---------- Material to process ----------
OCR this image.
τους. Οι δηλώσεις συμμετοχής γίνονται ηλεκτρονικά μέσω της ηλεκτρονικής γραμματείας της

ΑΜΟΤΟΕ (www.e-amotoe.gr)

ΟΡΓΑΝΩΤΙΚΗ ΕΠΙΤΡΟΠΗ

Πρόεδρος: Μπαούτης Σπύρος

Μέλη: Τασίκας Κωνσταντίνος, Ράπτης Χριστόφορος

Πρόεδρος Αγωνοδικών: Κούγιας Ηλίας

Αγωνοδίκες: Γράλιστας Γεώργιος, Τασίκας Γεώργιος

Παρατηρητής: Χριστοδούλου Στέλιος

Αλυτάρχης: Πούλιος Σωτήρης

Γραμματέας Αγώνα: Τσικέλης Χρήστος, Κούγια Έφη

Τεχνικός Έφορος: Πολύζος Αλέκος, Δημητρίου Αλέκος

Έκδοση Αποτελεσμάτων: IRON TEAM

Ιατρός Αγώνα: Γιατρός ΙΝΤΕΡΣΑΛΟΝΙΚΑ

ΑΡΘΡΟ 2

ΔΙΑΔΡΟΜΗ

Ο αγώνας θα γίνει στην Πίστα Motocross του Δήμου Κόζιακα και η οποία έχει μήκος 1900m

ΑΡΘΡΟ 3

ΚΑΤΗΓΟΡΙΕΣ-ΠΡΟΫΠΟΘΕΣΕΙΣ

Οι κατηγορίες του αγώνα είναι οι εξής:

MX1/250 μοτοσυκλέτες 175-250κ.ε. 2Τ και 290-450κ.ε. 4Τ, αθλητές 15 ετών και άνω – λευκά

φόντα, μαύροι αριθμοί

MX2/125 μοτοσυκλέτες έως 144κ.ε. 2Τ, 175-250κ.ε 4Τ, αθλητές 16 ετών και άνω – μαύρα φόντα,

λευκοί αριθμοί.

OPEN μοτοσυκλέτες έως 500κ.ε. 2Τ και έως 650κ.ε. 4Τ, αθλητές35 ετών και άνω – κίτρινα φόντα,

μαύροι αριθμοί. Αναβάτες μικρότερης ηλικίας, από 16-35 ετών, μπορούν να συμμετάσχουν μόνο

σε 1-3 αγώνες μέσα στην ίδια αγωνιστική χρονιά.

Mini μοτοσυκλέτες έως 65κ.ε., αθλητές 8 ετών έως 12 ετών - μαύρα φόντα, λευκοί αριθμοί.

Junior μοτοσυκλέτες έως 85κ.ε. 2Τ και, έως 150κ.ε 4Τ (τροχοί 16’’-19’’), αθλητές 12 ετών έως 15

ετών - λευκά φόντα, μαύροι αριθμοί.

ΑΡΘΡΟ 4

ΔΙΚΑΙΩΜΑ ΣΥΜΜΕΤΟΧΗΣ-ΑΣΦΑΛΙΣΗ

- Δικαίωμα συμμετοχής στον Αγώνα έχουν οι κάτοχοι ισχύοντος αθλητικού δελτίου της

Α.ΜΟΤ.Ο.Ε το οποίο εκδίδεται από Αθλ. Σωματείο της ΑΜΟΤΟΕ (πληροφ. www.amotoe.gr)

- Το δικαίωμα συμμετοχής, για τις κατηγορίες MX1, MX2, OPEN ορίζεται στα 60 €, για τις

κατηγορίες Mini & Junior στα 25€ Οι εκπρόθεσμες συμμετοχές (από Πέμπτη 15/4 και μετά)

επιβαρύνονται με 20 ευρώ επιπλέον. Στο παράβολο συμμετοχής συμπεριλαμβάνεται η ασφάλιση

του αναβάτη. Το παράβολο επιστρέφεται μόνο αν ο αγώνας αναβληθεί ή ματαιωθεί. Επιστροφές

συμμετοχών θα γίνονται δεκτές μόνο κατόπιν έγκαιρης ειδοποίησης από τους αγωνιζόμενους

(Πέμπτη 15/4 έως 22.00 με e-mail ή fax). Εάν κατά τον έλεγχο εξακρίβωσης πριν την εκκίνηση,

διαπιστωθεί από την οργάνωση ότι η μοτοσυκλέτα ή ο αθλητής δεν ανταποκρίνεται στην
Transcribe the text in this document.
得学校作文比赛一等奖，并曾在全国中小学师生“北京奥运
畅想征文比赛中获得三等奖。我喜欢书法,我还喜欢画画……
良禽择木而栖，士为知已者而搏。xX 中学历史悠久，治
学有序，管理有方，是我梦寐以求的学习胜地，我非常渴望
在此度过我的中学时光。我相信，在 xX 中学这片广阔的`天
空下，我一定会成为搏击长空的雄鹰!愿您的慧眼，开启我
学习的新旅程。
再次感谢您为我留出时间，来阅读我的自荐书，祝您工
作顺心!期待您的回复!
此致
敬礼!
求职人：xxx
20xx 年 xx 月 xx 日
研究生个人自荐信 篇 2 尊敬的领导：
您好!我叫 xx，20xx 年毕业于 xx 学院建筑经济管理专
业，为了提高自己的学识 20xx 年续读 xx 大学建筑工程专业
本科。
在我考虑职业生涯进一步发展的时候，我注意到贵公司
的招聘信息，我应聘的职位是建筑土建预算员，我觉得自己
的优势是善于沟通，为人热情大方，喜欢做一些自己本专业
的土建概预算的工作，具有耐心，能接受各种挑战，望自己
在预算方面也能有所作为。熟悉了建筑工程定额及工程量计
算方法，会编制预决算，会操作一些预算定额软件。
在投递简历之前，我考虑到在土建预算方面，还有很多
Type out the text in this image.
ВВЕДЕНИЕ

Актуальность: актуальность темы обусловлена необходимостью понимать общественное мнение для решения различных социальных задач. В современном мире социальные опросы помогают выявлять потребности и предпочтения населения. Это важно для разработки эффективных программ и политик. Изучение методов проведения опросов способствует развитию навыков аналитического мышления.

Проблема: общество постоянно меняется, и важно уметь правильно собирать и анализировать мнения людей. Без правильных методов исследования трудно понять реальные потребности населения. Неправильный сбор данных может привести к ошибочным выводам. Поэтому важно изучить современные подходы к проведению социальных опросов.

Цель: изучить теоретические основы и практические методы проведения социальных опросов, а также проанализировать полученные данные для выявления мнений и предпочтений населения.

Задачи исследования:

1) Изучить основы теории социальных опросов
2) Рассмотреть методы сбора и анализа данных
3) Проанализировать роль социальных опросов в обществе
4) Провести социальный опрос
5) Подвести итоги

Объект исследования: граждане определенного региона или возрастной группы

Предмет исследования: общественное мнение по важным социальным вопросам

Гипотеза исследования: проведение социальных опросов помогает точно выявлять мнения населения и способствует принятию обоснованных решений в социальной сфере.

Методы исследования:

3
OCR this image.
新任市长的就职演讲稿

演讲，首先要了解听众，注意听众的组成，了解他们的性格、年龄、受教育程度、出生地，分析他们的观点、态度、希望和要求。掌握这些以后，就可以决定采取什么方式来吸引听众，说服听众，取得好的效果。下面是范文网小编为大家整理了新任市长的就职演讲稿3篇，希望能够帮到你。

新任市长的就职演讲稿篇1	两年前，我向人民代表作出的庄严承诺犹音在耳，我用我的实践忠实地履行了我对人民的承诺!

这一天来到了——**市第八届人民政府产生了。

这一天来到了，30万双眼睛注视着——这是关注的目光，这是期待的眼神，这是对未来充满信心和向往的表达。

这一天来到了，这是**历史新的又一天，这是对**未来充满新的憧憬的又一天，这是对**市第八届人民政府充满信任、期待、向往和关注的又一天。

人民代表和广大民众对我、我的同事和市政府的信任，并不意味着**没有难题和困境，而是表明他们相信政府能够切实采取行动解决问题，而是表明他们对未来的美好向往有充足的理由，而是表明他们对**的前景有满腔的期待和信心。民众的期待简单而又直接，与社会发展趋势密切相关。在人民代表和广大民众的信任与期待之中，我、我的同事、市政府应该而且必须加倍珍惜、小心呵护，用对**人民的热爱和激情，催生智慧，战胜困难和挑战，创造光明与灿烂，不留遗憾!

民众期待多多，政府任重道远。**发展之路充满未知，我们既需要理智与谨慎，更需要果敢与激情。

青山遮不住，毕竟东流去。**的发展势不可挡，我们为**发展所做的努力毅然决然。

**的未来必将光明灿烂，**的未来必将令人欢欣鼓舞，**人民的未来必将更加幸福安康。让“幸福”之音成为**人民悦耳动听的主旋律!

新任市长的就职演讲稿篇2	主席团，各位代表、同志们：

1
----------
> [Problem]
Gather up every line from the listing above in which the word "φόντα" occurs.

> [Task answer]
φόντα, μαύροι αριθμοί
MX2/125 μοτοσυκλέτες έως 144κ.ε. 2Τ, 175-250κ.ε 4Τ, αθλητές 16 ετών και άνω – μαύρα φόντα,
OPEN μοτοσυκλέτες έως 500κ.ε. 2Τ και έως 650κ.ε. 4Τ, αθλητές35 ετών και άνω – κίτρινα φόντα,
Mini μοτοσυκλέτες έως 65κ.ε., αθλητές 8 ετών έως 12 ετών - μαύρα φόντα, λευκοί αριθμοί.
ετών - λευκά φόντα, μαύροι αριθμοί.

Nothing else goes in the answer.